■ **Task objective**:
Take each line containing the word "Senior" and copy it.
╭─ Extracted material
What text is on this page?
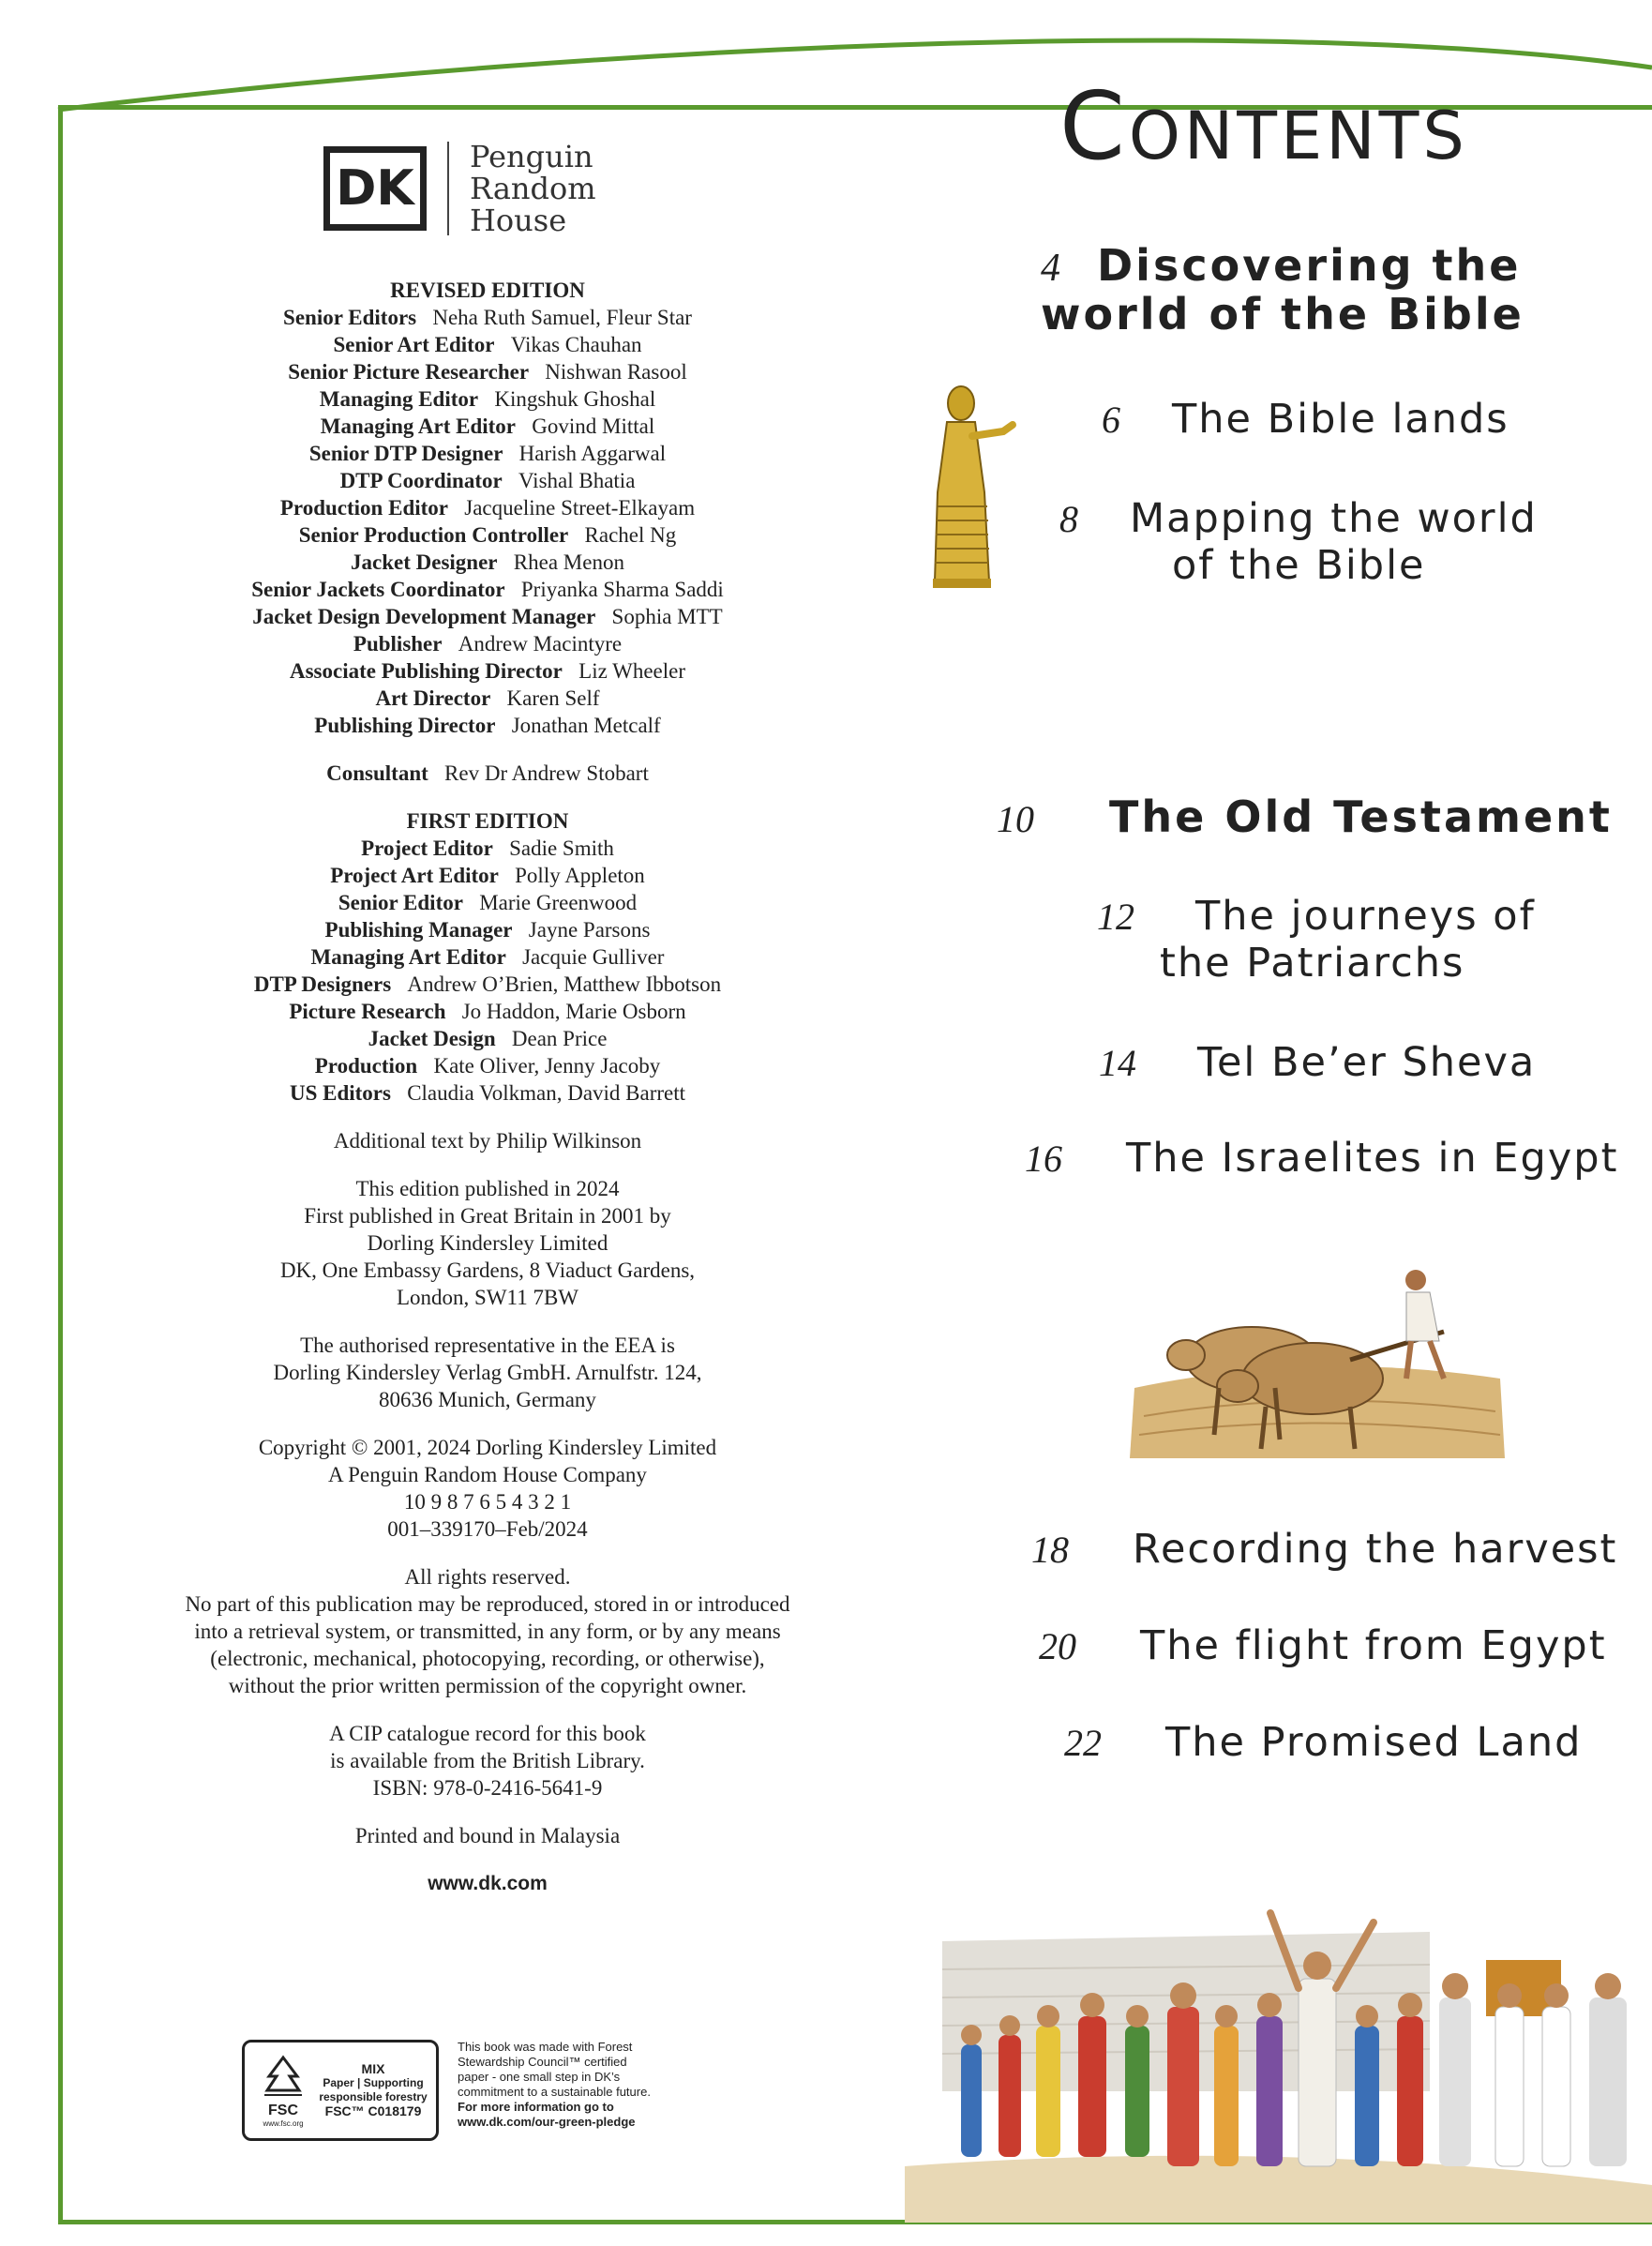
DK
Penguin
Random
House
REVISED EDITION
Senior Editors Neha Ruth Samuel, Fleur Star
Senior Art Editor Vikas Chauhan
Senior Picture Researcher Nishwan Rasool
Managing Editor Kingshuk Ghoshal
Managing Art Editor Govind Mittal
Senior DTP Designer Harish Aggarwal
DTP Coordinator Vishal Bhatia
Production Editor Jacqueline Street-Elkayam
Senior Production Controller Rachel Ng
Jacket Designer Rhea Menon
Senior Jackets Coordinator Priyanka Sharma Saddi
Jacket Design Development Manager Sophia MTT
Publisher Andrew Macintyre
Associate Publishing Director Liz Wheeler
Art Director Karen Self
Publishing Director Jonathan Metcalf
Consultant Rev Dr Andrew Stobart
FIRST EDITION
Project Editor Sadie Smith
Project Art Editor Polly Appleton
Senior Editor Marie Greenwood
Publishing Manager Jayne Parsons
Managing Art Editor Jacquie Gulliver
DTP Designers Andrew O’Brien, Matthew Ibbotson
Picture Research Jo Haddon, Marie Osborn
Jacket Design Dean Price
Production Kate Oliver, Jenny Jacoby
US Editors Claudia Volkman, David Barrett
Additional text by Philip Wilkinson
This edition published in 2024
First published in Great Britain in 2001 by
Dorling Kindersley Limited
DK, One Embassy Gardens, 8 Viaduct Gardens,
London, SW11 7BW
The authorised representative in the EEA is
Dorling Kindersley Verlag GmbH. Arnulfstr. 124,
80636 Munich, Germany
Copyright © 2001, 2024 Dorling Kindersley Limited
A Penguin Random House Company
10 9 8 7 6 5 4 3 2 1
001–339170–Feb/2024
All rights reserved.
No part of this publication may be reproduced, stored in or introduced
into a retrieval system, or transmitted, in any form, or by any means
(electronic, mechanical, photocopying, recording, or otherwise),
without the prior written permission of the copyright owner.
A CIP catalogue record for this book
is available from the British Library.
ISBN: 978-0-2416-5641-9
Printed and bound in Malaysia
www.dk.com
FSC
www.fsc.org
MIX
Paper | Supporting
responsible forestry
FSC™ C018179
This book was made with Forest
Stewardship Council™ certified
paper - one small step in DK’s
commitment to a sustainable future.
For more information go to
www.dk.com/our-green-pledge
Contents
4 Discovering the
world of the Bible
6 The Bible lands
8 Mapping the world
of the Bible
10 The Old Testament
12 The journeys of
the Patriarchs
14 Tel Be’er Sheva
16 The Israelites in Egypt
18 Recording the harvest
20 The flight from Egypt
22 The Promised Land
╰─
■ **Full response**:
Senior Editors Neha Ruth Samuel, Fleur Star
Senior Art Editor Vikas Chauhan
Senior Picture Researcher Nishwan Rasool
Senior DTP Designer Harish Aggarwal
Senior Production Controller Rachel Ng
Senior Jackets Coordinator Priyanka Sharma Saddi
Senior Editor Marie Greenwood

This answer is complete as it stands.